→ **Work to do**
List all lines of the data that include the string "LGTMeme".

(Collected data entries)
───

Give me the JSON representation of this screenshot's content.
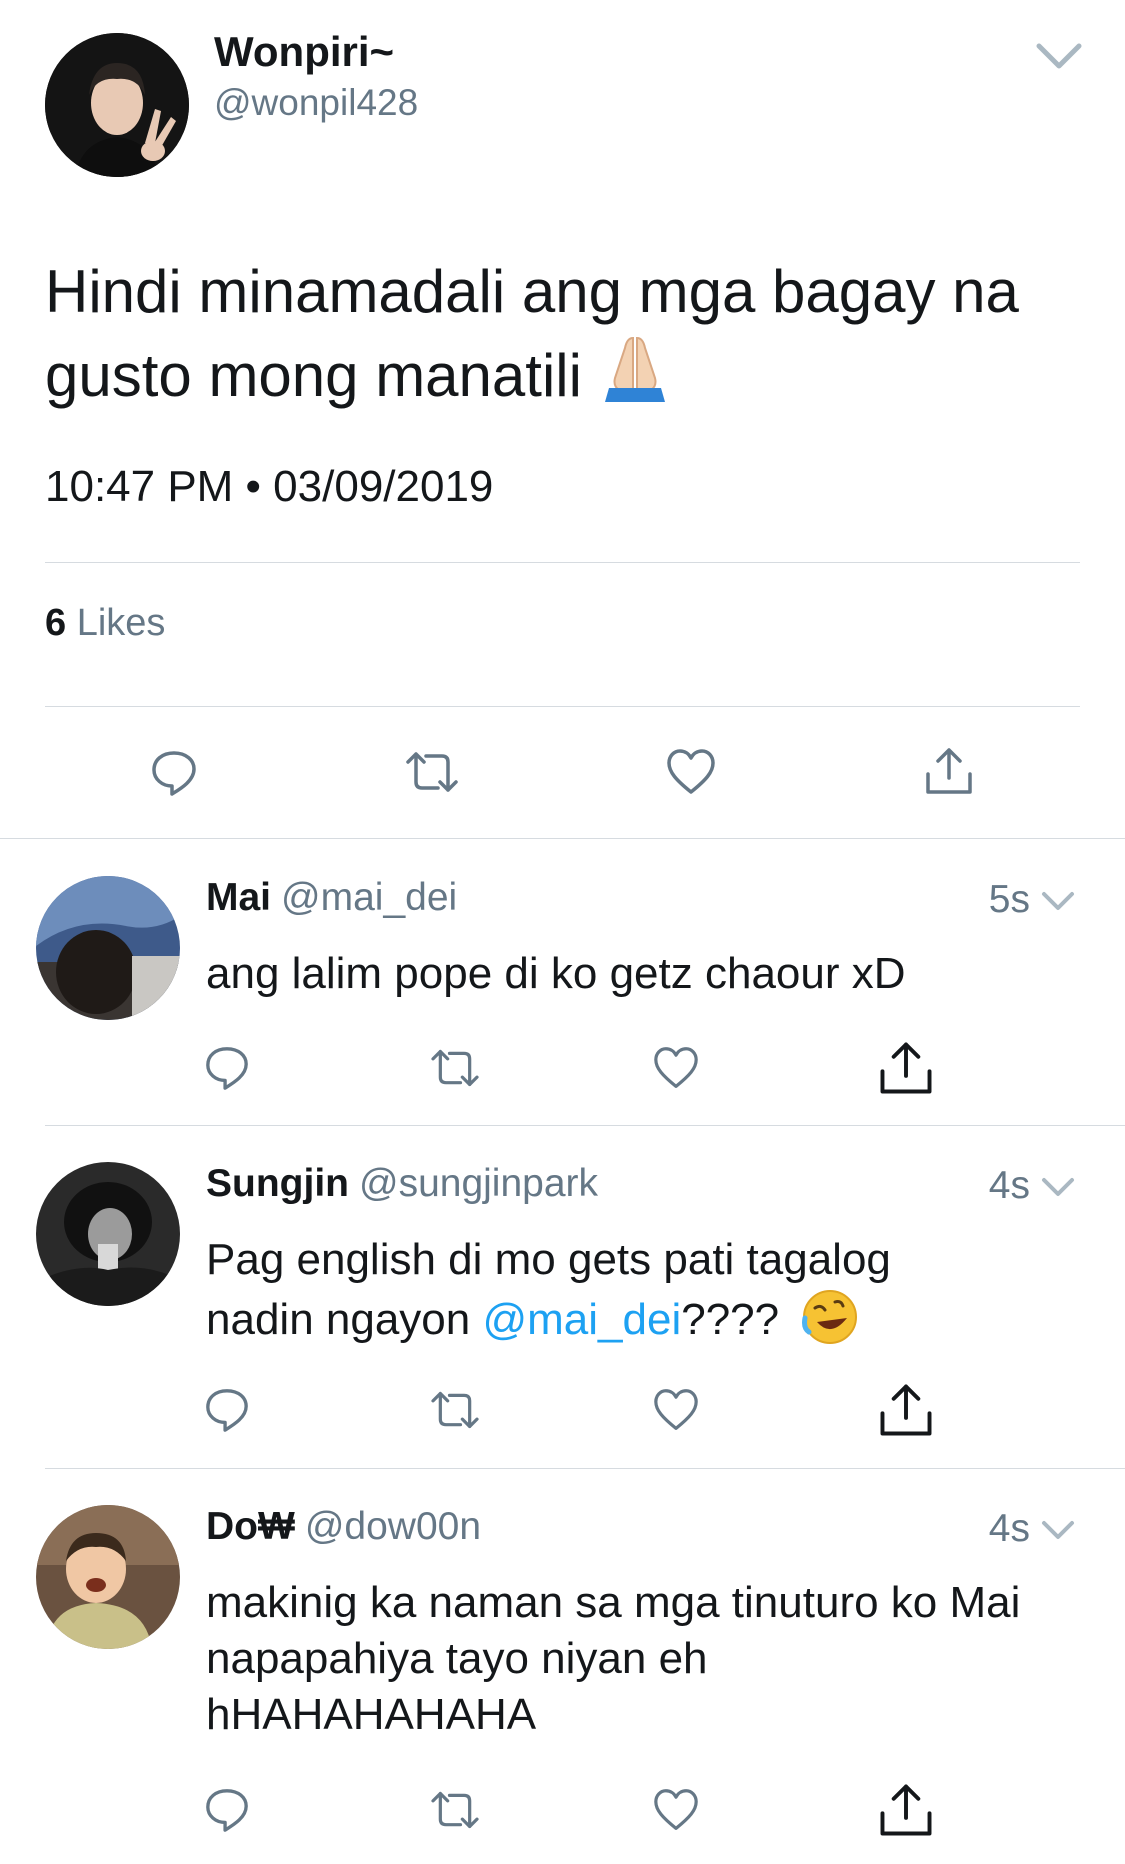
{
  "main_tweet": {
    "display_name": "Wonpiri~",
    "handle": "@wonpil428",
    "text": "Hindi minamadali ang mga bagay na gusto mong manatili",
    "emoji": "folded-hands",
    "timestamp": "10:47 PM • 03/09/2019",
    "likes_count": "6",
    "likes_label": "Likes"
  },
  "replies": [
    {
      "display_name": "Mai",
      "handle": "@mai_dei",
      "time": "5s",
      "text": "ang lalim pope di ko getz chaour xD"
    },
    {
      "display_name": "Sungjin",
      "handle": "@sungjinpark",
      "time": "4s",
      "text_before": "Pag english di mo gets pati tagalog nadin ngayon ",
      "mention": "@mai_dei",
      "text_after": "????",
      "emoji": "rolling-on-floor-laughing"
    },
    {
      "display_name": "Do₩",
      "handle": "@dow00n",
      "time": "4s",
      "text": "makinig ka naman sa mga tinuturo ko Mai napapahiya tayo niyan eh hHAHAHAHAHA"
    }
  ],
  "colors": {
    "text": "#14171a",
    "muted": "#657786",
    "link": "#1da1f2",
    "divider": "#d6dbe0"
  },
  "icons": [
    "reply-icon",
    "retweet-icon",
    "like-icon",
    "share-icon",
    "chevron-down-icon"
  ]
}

───

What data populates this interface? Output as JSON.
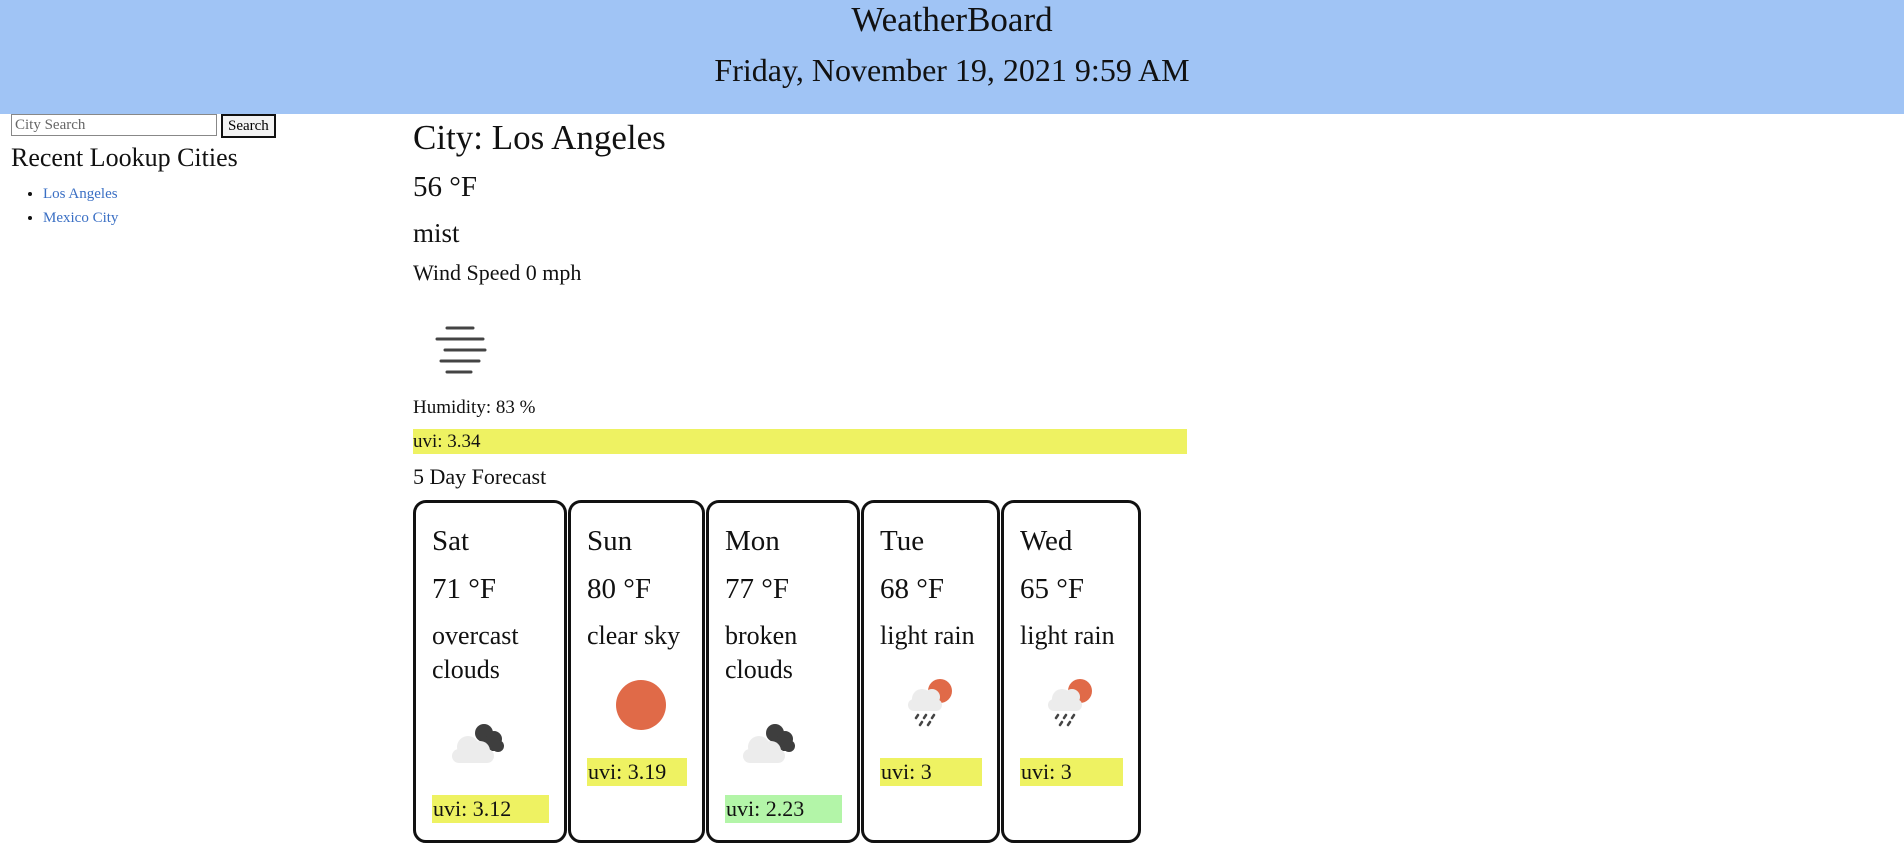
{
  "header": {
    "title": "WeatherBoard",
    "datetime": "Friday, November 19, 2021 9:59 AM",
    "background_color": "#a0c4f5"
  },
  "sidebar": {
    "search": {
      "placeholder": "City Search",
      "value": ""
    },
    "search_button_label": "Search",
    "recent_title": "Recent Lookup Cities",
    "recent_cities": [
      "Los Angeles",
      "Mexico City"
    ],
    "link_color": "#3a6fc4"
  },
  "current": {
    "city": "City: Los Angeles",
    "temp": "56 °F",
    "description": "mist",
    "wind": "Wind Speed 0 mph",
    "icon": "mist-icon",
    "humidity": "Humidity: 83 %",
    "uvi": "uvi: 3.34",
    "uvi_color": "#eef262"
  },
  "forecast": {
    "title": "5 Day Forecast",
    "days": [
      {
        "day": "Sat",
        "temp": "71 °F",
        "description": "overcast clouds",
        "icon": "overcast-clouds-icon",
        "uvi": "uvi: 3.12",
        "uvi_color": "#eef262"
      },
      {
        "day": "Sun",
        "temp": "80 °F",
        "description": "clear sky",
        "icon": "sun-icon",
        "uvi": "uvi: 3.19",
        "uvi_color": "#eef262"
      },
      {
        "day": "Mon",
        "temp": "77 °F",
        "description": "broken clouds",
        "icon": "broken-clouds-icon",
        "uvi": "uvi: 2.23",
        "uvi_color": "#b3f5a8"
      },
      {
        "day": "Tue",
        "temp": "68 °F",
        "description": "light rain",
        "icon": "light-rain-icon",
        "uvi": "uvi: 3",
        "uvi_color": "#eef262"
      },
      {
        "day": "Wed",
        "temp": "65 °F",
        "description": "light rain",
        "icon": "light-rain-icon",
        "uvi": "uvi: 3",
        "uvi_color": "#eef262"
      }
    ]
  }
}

───

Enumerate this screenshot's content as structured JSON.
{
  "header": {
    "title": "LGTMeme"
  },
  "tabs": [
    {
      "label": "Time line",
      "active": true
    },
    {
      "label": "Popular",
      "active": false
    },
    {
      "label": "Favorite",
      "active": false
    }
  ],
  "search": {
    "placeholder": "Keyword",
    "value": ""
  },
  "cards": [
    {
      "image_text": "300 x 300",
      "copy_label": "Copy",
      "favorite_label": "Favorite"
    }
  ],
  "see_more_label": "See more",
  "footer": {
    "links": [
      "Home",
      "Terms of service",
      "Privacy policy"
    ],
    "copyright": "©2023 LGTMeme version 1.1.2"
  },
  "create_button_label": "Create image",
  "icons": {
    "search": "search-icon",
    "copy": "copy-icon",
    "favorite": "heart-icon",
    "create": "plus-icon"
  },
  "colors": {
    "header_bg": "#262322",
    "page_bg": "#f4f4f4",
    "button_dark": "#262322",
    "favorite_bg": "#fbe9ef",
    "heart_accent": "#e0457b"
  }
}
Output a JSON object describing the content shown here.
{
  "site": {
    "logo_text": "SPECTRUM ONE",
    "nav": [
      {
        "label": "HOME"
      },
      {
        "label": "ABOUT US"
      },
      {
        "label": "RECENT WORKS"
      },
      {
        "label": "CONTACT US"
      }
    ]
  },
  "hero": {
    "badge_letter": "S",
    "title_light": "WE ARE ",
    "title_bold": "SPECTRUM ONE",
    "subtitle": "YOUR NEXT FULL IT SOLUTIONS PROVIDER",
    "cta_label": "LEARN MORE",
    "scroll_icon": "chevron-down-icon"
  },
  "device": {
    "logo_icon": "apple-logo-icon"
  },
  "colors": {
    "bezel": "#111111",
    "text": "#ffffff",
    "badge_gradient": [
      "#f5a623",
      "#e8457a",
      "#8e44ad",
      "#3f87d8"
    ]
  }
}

───

→ **Solved problem**
    "title": "LGTMeme"
    "copyright": "©2023 LGTMeme version 1.1.2"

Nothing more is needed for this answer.